[Comprueba tu comprensión]:
1 - Resume en forma de lista el párrafo del fragmento que empieza con "El Sol, como indicador máximo" y conserva sus datos principales.
2 - Según el fragmento, ¿de qué es el Sol el indicador máximo?

[Fragmento para leer]:
# # # # # # #

Concluyendo, el elemento dominante y la común distorsión del elemento agua nos darán la base temperamental en la que se mueve el psicópata. Los planetas, por su parte, sobre todo los personales, como gestores que son de la partitura celeste, definirán y perfilarán la orientación que toma dicha base y su forma de manifestarse más previsible, sobre todo cuando el individuo llegue, como ya se ha dicho, a una situación límite o incontrolable.


El Sol, como indicador máximo de la autoestima personal, en el caso de los psicópatas, suele estar magnificado en algún sentido y ser la génesis de un narcisismo recalcitrante, egocentrismo, soberbia, megalomanía, etc. El psicópata necesita ser admirado y se cree con derecho a todo, por eso no encaja bien en grandes estructuras ni admite recibir órdenes.

# # # # # # #

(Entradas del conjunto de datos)
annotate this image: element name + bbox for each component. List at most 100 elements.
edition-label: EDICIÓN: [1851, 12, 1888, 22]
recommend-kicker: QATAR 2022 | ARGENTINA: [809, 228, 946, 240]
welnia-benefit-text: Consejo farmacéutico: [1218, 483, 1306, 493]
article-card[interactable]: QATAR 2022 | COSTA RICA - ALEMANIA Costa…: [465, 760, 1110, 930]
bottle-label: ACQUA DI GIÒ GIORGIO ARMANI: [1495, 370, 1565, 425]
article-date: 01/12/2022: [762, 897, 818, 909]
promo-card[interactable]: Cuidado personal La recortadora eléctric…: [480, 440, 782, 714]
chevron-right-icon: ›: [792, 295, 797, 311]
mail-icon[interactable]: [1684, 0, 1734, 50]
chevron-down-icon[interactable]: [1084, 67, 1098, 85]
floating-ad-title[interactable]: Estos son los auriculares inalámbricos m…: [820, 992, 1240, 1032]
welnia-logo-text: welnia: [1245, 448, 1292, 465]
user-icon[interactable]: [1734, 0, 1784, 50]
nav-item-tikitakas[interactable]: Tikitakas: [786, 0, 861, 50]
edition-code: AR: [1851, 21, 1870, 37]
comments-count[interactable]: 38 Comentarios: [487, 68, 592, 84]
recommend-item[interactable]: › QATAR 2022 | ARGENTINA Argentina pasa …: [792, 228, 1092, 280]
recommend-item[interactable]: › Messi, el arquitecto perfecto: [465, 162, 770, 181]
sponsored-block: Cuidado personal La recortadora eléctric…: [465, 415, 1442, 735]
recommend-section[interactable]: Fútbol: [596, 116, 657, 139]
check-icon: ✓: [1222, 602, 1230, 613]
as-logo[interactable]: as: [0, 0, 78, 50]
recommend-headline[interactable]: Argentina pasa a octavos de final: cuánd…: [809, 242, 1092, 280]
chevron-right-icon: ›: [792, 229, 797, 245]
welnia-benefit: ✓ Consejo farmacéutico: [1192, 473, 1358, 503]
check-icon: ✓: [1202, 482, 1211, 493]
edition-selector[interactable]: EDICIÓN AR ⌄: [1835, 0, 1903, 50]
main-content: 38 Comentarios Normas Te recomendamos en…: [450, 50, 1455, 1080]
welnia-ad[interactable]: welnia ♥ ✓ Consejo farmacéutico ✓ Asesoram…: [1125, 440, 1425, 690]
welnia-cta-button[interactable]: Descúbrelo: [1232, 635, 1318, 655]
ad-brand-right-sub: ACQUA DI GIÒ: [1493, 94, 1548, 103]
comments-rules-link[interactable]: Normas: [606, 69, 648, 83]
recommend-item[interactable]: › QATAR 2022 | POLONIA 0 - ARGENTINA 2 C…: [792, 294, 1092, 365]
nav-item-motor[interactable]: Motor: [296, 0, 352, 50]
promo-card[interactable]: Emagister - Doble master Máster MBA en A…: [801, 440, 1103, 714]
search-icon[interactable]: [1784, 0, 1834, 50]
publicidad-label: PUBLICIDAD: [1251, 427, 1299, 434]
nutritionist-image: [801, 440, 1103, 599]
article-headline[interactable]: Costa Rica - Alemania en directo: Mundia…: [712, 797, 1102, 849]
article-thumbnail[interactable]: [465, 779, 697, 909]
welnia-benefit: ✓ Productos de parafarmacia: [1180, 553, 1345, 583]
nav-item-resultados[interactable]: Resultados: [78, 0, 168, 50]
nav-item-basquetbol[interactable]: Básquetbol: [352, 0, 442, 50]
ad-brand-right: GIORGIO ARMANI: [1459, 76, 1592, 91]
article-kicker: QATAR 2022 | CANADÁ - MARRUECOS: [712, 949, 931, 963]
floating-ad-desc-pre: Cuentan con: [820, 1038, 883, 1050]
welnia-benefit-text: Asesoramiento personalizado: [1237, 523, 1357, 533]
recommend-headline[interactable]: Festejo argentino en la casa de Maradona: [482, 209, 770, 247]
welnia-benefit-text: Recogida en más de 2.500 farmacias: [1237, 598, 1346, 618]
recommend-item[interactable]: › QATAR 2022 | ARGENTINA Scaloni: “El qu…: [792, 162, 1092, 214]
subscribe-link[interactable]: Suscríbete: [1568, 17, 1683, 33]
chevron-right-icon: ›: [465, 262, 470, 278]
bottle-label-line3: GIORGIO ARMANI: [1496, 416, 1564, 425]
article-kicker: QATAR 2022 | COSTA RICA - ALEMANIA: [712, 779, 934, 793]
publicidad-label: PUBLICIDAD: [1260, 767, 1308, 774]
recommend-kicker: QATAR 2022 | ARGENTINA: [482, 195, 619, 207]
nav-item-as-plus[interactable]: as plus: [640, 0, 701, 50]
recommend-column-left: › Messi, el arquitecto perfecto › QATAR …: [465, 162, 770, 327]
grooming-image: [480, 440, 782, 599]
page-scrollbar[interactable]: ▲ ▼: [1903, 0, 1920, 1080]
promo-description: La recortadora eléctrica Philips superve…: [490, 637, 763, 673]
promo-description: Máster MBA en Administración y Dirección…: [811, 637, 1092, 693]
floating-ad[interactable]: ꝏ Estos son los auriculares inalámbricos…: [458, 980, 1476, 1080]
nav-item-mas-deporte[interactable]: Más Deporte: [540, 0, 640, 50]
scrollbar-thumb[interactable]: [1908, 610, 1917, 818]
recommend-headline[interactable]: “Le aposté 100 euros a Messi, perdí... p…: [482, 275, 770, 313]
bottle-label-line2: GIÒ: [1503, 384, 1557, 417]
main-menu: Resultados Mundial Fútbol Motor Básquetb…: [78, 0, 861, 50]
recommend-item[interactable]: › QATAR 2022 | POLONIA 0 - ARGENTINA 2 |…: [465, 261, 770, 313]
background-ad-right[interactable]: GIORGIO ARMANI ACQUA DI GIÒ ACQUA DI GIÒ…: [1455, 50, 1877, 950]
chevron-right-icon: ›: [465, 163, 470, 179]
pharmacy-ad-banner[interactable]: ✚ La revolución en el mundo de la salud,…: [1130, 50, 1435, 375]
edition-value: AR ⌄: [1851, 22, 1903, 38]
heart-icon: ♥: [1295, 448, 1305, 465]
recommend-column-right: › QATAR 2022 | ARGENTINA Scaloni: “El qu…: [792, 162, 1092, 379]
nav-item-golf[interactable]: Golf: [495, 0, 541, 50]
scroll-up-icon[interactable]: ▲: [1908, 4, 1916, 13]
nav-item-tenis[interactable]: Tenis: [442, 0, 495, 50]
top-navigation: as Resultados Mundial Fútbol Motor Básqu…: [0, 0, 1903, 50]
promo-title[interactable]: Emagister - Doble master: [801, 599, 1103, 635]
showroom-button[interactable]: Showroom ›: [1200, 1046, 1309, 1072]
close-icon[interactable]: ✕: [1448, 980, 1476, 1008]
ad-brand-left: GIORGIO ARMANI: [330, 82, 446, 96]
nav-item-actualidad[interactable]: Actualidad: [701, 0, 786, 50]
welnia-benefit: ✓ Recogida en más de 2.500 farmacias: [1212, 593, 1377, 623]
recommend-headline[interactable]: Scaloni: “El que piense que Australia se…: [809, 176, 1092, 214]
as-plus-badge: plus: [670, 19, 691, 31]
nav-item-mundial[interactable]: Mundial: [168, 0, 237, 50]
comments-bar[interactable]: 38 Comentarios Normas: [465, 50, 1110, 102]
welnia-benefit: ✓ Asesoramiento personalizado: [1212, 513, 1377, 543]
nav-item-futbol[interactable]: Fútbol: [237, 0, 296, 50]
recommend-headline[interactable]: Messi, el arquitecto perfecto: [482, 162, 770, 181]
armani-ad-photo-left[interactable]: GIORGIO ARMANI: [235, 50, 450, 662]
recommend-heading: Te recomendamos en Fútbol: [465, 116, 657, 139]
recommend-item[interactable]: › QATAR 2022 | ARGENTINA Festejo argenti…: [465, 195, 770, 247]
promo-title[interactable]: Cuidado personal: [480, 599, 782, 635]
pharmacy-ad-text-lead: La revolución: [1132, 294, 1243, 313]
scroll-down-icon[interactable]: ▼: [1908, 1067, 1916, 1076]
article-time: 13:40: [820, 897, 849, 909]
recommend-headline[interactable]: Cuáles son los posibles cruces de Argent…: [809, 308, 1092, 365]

# # # # # # #

[Resultados del ejercicio]:
1 -
- El Sol es el indicador máximo de la autoestima personal.
- En los psicópatas suele estar magnificado en algún sentido y originar narcisismo recalcitrante, egocentrismo, soberbia, megalomanía, etc.
- El psicópata necesita ser admirado y se cree con derecho a todo.
- Por eso no encaja bien en grandes estructuras ni admite recibir órdenes.

2 - De la autoestima personal.